[Stored entries]
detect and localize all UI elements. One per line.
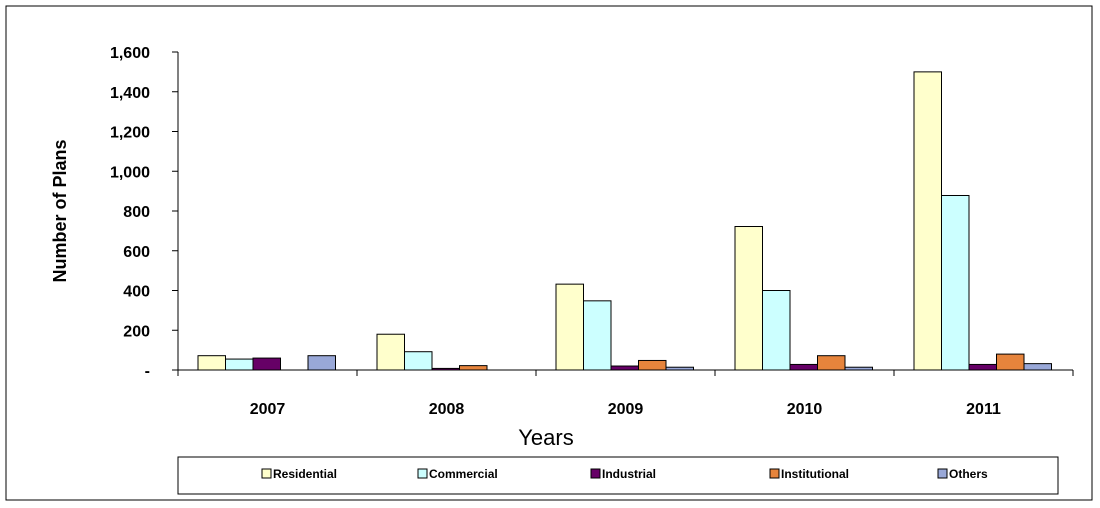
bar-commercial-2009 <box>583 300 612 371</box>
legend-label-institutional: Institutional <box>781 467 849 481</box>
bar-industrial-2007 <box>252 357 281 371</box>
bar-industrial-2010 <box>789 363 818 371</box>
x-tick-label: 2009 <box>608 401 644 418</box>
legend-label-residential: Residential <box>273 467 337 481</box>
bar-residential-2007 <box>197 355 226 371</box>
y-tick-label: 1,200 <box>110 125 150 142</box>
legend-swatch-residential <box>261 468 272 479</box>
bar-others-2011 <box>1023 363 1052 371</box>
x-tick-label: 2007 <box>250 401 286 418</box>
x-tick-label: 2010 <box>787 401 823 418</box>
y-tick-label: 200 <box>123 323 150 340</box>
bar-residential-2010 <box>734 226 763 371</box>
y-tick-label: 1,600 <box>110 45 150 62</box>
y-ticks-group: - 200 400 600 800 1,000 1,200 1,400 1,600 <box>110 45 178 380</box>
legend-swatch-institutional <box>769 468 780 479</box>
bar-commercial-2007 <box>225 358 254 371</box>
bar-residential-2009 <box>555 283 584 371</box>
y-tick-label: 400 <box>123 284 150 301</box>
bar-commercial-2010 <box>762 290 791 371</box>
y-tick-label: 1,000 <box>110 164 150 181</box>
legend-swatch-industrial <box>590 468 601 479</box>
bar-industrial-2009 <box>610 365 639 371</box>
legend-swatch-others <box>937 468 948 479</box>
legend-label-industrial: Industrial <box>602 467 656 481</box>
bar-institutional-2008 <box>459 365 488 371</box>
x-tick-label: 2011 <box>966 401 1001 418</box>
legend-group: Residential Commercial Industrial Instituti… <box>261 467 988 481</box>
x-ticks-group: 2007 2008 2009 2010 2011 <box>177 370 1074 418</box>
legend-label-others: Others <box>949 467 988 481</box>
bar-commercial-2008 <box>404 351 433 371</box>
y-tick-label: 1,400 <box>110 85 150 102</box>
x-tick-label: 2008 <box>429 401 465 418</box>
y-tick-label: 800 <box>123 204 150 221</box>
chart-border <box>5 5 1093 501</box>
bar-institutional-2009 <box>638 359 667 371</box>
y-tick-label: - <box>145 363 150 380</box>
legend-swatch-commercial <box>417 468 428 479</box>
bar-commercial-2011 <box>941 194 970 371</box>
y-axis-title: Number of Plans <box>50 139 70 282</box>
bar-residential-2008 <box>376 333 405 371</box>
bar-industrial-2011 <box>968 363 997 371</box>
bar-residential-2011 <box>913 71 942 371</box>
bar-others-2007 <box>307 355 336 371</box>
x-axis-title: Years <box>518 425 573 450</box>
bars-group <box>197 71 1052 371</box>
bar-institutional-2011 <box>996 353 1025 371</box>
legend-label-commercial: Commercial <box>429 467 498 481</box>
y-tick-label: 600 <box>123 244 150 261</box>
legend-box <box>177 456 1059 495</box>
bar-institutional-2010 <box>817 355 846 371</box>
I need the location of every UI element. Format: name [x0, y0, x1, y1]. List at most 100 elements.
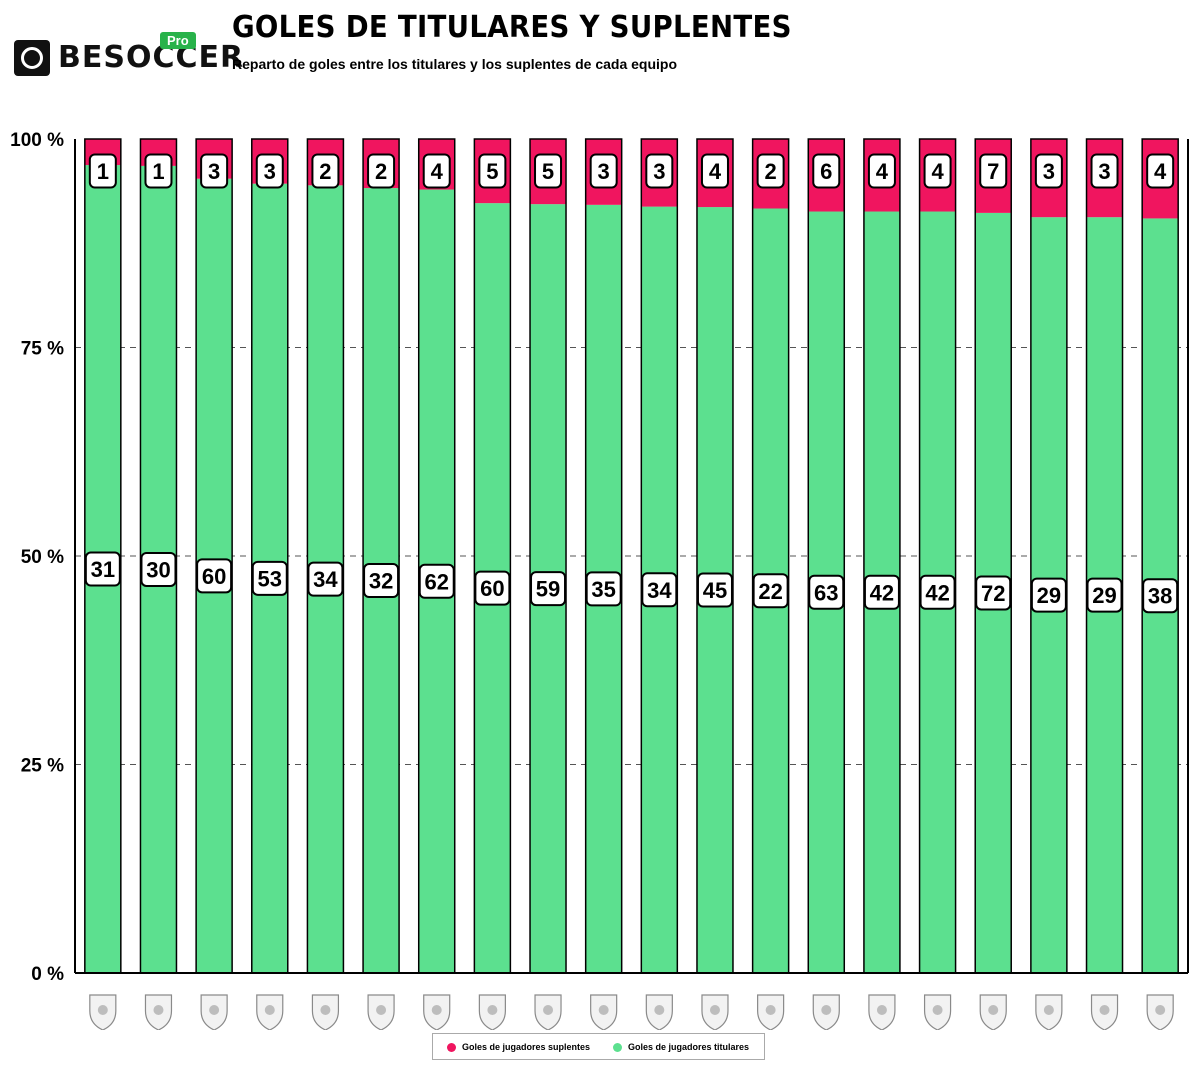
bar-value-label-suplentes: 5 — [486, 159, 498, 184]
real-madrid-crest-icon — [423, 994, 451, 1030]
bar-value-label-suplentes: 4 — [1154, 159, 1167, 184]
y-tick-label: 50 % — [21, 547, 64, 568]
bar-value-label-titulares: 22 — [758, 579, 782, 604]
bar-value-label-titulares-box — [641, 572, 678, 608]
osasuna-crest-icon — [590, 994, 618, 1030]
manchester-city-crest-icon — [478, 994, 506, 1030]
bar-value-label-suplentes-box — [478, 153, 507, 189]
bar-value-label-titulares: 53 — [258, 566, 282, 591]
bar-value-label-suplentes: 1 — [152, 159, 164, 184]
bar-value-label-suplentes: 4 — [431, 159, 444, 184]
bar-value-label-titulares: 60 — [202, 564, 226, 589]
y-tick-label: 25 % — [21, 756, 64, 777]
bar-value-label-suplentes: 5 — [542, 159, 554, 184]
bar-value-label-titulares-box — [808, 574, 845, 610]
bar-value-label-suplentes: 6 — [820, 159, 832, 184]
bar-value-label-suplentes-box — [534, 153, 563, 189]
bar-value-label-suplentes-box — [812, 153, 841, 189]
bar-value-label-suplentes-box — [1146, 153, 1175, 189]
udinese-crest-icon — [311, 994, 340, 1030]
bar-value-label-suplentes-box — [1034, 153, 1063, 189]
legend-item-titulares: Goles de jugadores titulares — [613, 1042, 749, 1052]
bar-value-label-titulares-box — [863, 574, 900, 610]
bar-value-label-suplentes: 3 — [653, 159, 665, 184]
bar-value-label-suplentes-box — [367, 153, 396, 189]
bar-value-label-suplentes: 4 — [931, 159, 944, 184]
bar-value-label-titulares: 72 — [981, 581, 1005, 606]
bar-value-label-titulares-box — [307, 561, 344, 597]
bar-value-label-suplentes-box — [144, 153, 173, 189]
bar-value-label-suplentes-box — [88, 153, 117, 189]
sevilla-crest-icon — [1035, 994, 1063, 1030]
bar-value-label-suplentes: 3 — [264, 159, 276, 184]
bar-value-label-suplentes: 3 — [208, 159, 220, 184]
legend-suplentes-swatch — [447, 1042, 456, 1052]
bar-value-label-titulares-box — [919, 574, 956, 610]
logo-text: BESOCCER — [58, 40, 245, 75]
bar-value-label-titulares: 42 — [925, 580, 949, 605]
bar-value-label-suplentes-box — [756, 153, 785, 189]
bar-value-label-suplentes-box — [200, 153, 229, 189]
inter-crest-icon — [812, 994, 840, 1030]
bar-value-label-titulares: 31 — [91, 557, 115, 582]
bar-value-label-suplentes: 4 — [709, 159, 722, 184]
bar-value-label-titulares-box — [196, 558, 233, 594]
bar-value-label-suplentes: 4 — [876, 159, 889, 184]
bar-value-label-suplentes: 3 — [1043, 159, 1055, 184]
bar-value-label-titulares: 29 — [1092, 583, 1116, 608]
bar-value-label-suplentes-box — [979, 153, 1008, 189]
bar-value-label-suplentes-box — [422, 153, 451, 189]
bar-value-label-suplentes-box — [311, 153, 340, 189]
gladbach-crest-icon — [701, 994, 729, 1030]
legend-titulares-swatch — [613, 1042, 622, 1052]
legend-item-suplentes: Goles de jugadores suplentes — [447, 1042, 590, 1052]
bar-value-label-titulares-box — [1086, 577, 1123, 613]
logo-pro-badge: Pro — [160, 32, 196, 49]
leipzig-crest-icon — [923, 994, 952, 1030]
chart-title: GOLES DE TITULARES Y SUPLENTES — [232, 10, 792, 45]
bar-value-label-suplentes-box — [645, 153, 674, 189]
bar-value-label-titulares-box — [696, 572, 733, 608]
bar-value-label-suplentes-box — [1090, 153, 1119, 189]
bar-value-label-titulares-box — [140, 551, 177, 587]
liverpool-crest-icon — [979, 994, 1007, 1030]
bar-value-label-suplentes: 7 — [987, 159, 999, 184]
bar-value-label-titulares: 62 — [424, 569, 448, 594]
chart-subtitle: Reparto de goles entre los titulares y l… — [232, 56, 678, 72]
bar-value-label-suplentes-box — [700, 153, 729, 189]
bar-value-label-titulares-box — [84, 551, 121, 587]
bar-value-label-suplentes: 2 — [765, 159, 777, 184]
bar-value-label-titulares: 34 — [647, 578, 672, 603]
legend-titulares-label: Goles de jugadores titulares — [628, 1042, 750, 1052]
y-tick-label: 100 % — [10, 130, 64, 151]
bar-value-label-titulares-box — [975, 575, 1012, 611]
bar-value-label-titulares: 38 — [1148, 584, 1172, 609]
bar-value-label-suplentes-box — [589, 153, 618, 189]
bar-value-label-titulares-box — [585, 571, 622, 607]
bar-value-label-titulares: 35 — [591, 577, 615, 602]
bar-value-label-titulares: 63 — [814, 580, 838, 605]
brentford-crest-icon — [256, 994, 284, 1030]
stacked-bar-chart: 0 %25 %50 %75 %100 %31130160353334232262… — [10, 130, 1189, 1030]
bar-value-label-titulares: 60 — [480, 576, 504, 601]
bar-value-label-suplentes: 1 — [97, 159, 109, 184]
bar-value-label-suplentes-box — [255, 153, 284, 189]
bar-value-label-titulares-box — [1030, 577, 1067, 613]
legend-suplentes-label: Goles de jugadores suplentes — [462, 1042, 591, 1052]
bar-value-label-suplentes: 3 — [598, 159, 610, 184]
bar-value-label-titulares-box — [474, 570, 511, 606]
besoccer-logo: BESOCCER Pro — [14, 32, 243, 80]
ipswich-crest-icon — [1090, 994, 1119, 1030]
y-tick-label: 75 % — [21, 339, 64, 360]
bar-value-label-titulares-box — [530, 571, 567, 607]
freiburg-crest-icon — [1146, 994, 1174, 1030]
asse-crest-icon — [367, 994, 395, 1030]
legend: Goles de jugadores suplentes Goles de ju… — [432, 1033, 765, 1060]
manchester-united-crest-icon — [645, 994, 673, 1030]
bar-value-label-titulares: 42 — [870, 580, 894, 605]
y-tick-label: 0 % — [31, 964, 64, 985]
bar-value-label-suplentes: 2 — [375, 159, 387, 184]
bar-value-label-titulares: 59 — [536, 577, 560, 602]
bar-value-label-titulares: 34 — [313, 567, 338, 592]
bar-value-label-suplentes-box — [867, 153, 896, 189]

WRITTEN PROBLEM: Replace "y-tick-label" with "axis-tick-label" in the rows starting with the line with "bar-value-label-suplentes: 5 — [486, 159, 498, 184]" and going on through the line with "bar-value-label-titulares-box — [641, 572, 678, 608]", changing nothing else. Give only those lines.

OUTPUT FOR THIS EXERCISE:
bar-value-label-suplentes: 5 — [486, 159, 498, 184]
real-madrid-crest-icon — [423, 994, 451, 1030]
bar-value-label-suplentes: 4 — [1154, 159, 1167, 184]
axis-tick-label: 50 % — [21, 547, 64, 568]
bar-value-label-titulares: 22 — [758, 579, 782, 604]
bar-value-label-titulares-box — [641, 572, 678, 608]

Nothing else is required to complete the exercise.